GOAL — In the listing below, locate the lines bearing the word "Price". Copy every one of them.

RECORD EXTRACTS —

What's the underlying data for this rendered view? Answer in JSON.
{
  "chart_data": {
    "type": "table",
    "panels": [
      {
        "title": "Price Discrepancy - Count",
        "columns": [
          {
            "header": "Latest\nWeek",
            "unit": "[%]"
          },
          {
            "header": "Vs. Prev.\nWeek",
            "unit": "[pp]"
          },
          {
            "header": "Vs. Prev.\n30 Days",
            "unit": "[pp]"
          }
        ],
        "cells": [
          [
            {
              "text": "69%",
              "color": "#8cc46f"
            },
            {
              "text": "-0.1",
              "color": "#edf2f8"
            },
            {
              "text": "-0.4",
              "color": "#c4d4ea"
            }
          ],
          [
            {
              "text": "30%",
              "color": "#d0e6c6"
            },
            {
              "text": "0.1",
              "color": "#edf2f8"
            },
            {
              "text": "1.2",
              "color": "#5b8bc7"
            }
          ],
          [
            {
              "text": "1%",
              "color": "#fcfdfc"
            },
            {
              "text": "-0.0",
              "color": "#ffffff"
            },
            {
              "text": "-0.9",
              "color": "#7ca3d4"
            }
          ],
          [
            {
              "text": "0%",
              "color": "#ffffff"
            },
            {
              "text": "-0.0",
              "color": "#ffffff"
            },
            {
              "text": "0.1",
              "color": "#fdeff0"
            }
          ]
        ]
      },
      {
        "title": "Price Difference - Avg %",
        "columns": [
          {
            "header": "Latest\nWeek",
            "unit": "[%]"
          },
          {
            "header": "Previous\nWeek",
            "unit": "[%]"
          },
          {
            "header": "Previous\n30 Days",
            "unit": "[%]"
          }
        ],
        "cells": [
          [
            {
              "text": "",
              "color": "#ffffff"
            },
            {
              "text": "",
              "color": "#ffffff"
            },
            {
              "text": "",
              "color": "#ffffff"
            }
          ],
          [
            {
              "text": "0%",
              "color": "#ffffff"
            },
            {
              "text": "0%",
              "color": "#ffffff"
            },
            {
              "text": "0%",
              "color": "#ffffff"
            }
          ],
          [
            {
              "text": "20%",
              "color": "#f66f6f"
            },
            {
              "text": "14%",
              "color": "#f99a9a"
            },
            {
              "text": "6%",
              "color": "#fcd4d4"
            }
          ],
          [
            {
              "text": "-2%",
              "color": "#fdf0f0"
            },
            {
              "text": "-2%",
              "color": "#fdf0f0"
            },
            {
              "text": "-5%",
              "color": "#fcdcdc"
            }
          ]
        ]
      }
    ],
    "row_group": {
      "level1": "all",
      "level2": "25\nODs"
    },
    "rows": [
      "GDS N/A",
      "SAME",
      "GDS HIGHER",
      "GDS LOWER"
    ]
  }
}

* * *

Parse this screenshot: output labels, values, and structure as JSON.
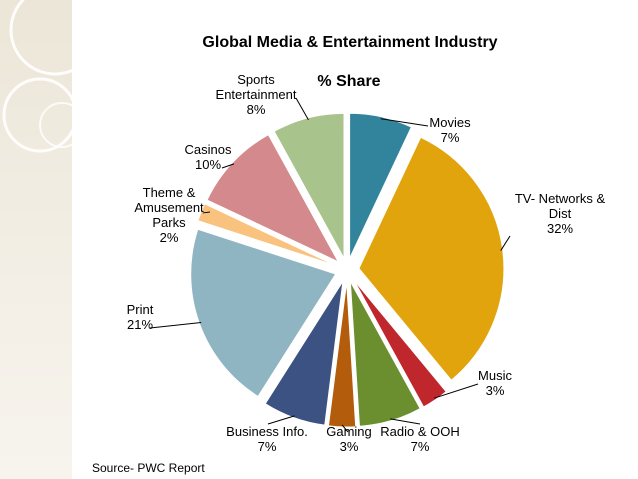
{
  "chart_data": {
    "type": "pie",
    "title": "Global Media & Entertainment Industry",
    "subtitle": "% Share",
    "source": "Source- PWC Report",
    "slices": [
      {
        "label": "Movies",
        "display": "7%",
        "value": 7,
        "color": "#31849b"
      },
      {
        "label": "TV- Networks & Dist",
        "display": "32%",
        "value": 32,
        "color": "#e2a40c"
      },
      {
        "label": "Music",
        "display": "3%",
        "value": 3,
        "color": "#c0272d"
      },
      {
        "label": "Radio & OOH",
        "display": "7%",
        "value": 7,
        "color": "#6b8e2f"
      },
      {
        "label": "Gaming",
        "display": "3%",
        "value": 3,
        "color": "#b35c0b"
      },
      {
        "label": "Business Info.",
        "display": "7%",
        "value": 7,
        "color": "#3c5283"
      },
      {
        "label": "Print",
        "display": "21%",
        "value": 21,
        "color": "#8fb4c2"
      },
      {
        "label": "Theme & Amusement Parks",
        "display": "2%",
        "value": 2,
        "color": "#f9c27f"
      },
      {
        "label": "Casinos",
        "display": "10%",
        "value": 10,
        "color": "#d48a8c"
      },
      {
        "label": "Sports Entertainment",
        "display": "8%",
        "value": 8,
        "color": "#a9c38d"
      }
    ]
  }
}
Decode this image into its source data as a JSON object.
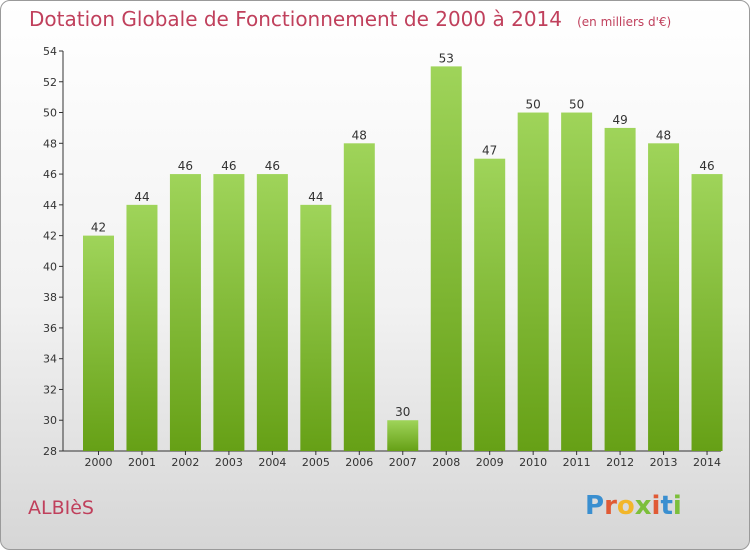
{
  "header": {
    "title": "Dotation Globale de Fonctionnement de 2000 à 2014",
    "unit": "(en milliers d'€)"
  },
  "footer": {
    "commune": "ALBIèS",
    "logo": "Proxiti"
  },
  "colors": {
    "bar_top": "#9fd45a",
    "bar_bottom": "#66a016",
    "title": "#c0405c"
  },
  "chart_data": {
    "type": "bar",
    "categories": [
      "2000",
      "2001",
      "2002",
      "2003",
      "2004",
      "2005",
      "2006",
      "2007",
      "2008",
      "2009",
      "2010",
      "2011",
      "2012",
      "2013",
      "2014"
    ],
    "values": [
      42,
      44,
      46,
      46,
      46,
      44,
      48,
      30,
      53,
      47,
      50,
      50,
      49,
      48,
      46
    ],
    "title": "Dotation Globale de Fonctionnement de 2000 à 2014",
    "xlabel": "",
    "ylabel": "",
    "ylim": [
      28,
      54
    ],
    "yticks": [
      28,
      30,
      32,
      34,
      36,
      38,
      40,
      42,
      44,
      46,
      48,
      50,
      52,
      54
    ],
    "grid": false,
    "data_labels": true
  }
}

RESULT FOR THIS EXERCISE —
        "title": "Price Discrepancy - Count",
        "title": "Price Difference - Avg %",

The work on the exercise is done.